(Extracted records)

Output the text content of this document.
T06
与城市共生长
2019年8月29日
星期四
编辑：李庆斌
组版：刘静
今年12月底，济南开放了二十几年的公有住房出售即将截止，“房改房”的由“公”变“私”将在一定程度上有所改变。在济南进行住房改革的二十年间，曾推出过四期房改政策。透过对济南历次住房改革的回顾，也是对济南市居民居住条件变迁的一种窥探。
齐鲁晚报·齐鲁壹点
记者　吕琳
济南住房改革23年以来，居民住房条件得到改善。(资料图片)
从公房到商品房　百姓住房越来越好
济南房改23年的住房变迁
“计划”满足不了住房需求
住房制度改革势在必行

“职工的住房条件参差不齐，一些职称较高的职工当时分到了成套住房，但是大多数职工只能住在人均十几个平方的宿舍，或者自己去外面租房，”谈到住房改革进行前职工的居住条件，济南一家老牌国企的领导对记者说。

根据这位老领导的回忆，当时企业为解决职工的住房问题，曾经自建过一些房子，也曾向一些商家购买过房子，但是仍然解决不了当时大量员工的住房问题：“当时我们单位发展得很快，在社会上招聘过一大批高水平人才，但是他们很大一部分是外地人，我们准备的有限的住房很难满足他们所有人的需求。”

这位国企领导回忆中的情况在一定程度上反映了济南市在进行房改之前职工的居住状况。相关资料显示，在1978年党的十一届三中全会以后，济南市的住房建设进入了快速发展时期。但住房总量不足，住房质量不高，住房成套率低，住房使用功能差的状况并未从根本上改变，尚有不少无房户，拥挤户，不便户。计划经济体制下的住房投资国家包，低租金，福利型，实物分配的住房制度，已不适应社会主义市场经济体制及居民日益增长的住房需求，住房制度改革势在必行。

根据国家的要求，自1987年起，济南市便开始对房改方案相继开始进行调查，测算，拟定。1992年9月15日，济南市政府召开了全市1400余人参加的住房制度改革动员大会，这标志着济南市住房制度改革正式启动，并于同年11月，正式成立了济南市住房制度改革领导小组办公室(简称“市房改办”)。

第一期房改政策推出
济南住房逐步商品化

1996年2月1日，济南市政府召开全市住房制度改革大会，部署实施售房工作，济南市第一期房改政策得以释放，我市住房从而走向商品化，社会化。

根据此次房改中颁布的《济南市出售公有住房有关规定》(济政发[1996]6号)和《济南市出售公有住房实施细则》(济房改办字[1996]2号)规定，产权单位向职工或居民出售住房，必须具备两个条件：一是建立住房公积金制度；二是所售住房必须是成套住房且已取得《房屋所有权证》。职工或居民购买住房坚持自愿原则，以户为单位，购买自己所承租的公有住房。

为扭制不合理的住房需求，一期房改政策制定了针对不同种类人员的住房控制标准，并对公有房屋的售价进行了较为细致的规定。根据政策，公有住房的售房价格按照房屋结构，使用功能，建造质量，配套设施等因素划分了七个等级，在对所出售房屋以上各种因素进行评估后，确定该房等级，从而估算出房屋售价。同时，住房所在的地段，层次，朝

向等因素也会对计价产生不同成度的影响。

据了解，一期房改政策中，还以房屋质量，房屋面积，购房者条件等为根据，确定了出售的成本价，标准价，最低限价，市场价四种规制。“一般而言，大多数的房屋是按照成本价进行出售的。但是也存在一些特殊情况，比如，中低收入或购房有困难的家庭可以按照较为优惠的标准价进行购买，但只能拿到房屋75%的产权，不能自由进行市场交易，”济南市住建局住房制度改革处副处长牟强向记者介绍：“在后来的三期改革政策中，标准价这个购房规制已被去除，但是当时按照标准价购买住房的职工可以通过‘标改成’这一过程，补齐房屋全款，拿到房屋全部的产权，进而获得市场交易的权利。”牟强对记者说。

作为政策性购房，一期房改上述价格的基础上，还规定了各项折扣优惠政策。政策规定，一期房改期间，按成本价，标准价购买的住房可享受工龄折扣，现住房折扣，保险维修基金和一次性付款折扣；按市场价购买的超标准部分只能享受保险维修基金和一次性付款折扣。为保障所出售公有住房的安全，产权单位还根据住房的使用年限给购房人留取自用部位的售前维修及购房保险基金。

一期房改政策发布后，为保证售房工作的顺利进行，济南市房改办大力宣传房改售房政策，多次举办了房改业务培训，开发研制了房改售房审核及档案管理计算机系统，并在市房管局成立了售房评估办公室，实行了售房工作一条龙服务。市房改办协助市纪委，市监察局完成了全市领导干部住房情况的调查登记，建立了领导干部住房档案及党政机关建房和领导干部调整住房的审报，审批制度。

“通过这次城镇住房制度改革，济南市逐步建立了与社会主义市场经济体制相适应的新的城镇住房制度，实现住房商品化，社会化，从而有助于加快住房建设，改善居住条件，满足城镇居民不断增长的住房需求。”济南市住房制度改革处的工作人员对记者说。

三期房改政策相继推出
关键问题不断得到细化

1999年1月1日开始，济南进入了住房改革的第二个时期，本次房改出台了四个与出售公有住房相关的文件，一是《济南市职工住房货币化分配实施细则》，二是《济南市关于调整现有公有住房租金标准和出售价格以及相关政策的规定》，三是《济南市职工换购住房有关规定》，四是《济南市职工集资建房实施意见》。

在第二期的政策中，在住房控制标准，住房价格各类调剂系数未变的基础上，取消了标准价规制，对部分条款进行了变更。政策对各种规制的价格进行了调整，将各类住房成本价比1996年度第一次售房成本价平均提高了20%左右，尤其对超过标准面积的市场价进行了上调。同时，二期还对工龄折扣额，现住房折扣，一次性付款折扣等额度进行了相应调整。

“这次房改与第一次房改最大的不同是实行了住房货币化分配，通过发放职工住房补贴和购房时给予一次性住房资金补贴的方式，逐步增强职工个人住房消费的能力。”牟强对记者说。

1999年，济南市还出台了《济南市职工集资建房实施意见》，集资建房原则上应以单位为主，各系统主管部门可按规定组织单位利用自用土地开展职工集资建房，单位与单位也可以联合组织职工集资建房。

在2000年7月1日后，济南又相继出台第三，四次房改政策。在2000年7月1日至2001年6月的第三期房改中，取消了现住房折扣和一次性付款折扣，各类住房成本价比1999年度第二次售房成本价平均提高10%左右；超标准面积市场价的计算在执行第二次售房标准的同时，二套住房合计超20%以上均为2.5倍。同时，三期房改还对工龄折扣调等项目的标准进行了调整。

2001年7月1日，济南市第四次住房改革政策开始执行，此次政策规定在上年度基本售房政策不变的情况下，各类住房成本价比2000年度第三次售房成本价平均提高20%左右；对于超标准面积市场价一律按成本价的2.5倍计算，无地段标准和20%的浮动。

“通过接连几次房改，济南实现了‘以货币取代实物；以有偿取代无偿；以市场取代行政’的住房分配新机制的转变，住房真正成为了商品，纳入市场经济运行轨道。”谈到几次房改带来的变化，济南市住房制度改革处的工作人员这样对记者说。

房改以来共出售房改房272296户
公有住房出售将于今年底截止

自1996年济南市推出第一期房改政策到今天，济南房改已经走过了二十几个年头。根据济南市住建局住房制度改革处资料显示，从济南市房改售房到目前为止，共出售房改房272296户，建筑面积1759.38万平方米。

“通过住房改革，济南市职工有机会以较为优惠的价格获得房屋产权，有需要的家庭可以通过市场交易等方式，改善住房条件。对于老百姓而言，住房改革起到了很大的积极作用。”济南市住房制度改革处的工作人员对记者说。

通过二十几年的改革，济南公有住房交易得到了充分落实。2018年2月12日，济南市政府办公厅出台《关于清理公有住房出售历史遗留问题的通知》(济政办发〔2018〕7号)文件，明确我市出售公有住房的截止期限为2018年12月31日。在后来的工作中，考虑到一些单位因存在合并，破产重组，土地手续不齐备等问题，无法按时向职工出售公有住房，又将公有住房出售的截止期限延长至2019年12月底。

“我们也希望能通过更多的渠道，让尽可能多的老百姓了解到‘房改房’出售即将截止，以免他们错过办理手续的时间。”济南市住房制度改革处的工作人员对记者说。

• **SHORT TASK**:
All of the data needs to be reproduced exactly, with no line missing.

• **REPLY**:
Output the text content of this document.
T06
与城市共生长
2019年8月29日
星期四
编辑：李庆斌
组版：刘静
今年12月底，济南开放了二十几年的公有住房出售即将截止，“房改房”的由“公”变“私”将在一定程度上有所改变。在济南进行住房改革的二十年间，曾推出过四期房改政策。透过对济南历次住房改革的回顾，也是对济南市居民居住条件变迁的一种窥探。
齐鲁晚报·齐鲁壹点
记者　吕琳
济南住房改革23年以来，居民住房条件得到改善。(资料图片)
从公房到商品房　百姓住房越来越好
济南房改23年的住房变迁
“计划”满足不了住房需求
住房制度改革势在必行

“职工的住房条件参差不齐，一些职称较高的职工当时分到了成套住房，但是大多数职工只能住在人均十几个平方的宿舍，或者自己去外面租房，”谈到住房改革进行前职工的居住条件，济南一家老牌国企的领导对记者说。

根据这位老领导的回忆，当时企业为解决职工的住房问题，曾经自建过一些房子，也曾向一些商家购买过房子，但是仍然解决不了当时大量员工的住房问题：“当时我们单位发展得很快，在社会上招聘过一大批高水平人才，但是他们很大一部分是外地人，我们准备的有限的住房很难满足他们所有人的需求。”

这位国企领导回忆中的情况在一定程度上反映了济南市在进行房改之前职工的居住状况。相关资料显示，在1978年党的十一届三中全会以后，济南市的住房建设进入了快速发展时期。但住房总量不足，住房质量不高，住房成套率低，住房使用功能差的状况并未从根本上改变，尚有不少无房户，拥挤户，不便户。计划经济体制下的住房投资国家包，低租金，福利型，实物分配的住房制度，已不适应社会主义市场经济体制及居民日益增长的住房需求，住房制度改革势在必行。

根据国家的要求，自1987年起，济南市便开始对房改方案相继开始进行调查，测算，拟定。1992年9月15日，济南市政府召开了全市1400余人参加的住房制度改革动员大会，这标志着济南市住房制度改革正式启动，并于同年11月，正式成立了济南市住房制度改革领导小组办公室(简称“市房改办”)。

第一期房改政策推出
济南住房逐步商品化

1996年2月1日，济南市政府召开全市住房制度改革大会，部署实施售房工作，济南市第一期房改政策得以释放，我市住房从而走向商品化，社会化。

根据此次房改中颁布的《济南市出售公有住房有关规定》(济政发[1996]6号)和《济南市出售公有住房实施细则》(济房改办字[1996]2号)规定，产权单位向职工或居民出售住房，必须具备两个条件：一是建立住房公积金制度；二是所售住房必须是成套住房且已取得《房屋所有权证》。职工或居民购买住房坚持自愿原则，以户为单位，购买自己所承租的公有住房。

为扭制不合理的住房需求，一期房改政策制定了针对不同种类人员的住房控制标准，并对公有房屋的售价进行了较为细致的规定。根据政策，公有住房的售房价格按照房屋结构，使用功能，建造质量，配套设施等因素划分了七个等级，在对所出售房屋以上各种因素进行评估后，确定该房等级，从而估算出房屋售价。同时，住房所在的地段，层次，朝

向等因素也会对计价产生不同成度的影响。

据了解，一期房改政策中，还以房屋质量，房屋面积，购房者条件等为根据，确定了出售的成本价，标准价，最低限价，市场价四种规制。“一般而言，大多数的房屋是按照成本价进行出售的。但是也存在一些特殊情况，比如，中低收入或购房有困难的家庭可以按照较为优惠的标准价进行购买，但只能拿到房屋75%的产权，不能自由进行市场交易，”济南市住建局住房制度改革处副处长牟强向记者介绍：“在后来的三期改革政策中，标准价这个购房规制已被去除，但是当时按照标准价购买住房的职工可以通过‘标改成’这一过程，补齐房屋全款，拿到房屋全部的产权，进而获得市场交易的权利。”牟强对记者说。

作为政策性购房，一期房改上述价格的基础上，还规定了各项折扣优惠政策。政策规定，一期房改期间，按成本价，标准价购买的住房可享受工龄折扣，现住房折扣，保险维修基金和一次性付款折扣；按市场价购买的超标准部分只能享受保险维修基金和一次性付款折扣。为保障所出售公有住房的安全，产权单位还根据住房的使用年限给购房人留取自用部位的售前维修及购房保险基金。

一期房改政策发布后，为保证售房工作的顺利进行，济南市房改办大力宣传房改售房政策，多次举办了房改业务培训，开发研制了房改售房审核及档案管理计算机系统，并在市房管局成立了售房评估办公室，实行了售房工作一条龙服务。市房改办协助市纪委，市监察局完成了全市领导干部住房情况的调查登记，建立了领导干部住房档案及党政机关建房和领导干部调整住房的审报，审批制度。

“通过这次城镇住房制度改革，济南市逐步建立了与社会主义市场经济体制相适应的新的城镇住房制度，实现住房商品化，社会化，从而有助于加快住房建设，改善居住条件，满足城镇居民不断增长的住房需求。”济南市住房制度改革处的工作人员对记者说。

三期房改政策相继推出
关键问题不断得到细化

1999年1月1日开始，济南进入了住房改革的第二个时期，本次房改出台了四个与出售公有住房相关的文件，一是《济南市职工住房货币化分配实施细则》，二是《济南市关于调整现有公有住房租金标准和出售价格以及相关政策的规定》，三是《济南市职工换购住房有关规定》，四是《济南市职工集资建房实施意见》。

在第二期的政策中，在住房控制标准，住房价格各类调剂系数未变的基础上，取消了标准价规制，对部分条款进行了变更。政策对各种规制的价格进行了调整，将各类住房成本价比1996年度第一次售房成本价平均提高了20%左右，尤其对超过标准面积的市场价进行了上调。同时，二期还对工龄折扣额，现住房折扣，一次性付款折扣等额度进行了相应调整。

“这次房改与第一次房改最大的不同是实行了住房货币化分配，通过发放职工住房补贴和购房时给予一次性住房资金补贴的方式，逐步增强职工个人住房消费的能力。”牟强对记者说。

1999年，济南市还出台了《济南市职工集资建房实施意见》，集资建房原则上应以单位为主，各系统主管部门可按规定组织单位利用自用土地开展职工集资建房，单位与单位也可以联合组织职工集资建房。

在2000年7月1日后，济南又相继出台第三，四次房改政策。在2000年7月1日至2001年6月的第三期房改中，取消了现住房折扣和一次性付款折扣，各类住房成本价比1999年度第二次售房成本价平均提高10%左右；超标准面积市场价的计算在执行第二次售房标准的同时，二套住房合计超20%以上均为2.5倍。同时，三期房改还对工龄折扣调等项目的标准进行了调整。

2001年7月1日，济南市第四次住房改革政策开始执行，此次政策规定在上年度基本售房政策不变的情况下，各类住房成本价比2000年度第三次售房成本价平均提高20%左右；对于超标准面积市场价一律按成本价的2.5倍计算，无地段标准和20%的浮动。

“通过接连几次房改，济南实现了‘以货币取代实物；以有偿取代无偿；以市场取代行政’的住房分配新机制的转变，住房真正成为了商品，纳入市场经济运行轨道。”谈到几次房改带来的变化，济南市住房制度改革处的工作人员这样对记者说。

房改以来共出售房改房272296户
公有住房出售将于今年底截止

自1996年济南市推出第一期房改政策到今天，济南房改已经走过了二十几个年头。根据济南市住建局住房制度改革处资料显示，从济南市房改售房到目前为止，共出售房改房272296户，建筑面积1759.38万平方米。

“通过住房改革，济南市职工有机会以较为优惠的价格获得房屋产权，有需要的家庭可以通过市场交易等方式，改善住房条件。对于老百姓而言，住房改革起到了很大的积极作用。”济南市住房制度改革处的工作人员对记者说。

通过二十几年的改革，济南公有住房交易得到了充分落实。2018年2月12日，济南市政府办公厅出台《关于清理公有住房出售历史遗留问题的通知》(济政办发〔2018〕7号)文件，明确我市出售公有住房的截止期限为2018年12月31日。在后来的工作中，考虑到一些单位因存在合并，破产重组，土地手续不齐备等问题，无法按时向职工出售公有住房，又将公有住房出售的截止期限延长至2019年12月底。

“我们也希望能通过更多的渠道，让尽可能多的老百姓了解到‘房改房’出售即将截止，以免他们错过办理手续的时间。”济南市住房制度改革处的工作人员对记者说。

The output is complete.